------ Data rows

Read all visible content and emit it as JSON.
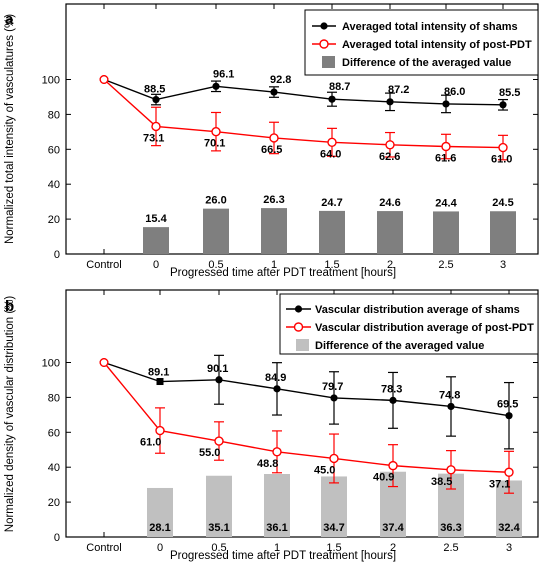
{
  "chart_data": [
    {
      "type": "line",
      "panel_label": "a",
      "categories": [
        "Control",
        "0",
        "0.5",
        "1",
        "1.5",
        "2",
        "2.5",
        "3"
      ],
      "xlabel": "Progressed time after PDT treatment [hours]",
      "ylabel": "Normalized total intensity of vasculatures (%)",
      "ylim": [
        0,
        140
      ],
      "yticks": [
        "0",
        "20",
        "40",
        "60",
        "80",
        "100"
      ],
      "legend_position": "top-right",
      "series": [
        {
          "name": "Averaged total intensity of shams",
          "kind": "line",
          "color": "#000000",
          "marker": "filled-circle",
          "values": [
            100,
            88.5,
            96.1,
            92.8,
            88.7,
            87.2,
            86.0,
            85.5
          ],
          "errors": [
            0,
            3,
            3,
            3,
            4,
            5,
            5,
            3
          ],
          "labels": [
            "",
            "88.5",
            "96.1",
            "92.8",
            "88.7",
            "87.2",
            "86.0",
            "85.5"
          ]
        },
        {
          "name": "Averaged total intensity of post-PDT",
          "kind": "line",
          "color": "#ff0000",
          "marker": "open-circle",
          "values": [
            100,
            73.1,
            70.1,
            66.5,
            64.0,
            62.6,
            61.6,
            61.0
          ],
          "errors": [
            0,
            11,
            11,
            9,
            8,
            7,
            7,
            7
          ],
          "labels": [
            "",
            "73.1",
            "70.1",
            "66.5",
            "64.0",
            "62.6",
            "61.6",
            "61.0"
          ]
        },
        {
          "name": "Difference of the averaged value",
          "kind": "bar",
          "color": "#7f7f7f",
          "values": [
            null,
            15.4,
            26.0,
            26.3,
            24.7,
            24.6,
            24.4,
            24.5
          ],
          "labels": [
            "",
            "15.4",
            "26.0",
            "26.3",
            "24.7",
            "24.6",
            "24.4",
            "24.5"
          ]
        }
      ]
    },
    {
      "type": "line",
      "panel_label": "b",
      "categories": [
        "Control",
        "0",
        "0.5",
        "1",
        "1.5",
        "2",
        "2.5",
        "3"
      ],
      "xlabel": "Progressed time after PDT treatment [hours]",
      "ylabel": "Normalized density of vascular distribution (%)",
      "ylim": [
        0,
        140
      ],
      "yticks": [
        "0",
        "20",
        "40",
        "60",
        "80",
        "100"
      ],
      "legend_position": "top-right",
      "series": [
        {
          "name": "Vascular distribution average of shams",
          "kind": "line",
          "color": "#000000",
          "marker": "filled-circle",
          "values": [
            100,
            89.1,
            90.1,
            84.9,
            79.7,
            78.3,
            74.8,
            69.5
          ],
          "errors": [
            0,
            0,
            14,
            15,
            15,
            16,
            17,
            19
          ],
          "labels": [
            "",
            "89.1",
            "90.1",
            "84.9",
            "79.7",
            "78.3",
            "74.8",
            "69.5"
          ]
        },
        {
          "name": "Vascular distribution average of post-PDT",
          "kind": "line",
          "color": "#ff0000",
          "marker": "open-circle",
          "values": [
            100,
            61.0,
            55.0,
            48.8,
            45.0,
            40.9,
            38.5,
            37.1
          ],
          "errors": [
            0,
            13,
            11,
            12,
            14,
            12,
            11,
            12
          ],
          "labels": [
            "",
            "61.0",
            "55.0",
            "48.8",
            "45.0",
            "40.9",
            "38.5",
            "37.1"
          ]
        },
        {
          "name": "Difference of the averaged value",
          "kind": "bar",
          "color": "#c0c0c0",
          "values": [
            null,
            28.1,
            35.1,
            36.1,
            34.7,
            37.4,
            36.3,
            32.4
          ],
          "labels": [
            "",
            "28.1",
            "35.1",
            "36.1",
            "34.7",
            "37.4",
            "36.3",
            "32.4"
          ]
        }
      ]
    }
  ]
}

------------
------ Data rows

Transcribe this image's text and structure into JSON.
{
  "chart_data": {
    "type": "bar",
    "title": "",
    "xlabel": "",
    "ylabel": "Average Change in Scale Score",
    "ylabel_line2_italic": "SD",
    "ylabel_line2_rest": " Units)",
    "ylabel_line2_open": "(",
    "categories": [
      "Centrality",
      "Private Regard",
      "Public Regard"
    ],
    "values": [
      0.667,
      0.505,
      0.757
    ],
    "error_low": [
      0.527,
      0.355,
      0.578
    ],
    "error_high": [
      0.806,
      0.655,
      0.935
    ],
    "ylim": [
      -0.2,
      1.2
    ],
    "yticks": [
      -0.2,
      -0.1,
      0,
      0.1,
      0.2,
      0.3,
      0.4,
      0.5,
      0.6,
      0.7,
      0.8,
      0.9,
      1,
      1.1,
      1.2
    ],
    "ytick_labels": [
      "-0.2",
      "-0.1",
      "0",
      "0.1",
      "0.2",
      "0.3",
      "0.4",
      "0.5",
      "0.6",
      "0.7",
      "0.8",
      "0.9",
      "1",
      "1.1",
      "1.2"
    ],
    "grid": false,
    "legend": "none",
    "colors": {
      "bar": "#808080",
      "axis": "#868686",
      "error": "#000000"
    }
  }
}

------------

### Stated exercise
Copy every line of the listing where the word "post" appears.

### Result of the task
          "name": "Averaged total intensity of post-PDT",
          "name": "Vascular distribution average of post-PDT",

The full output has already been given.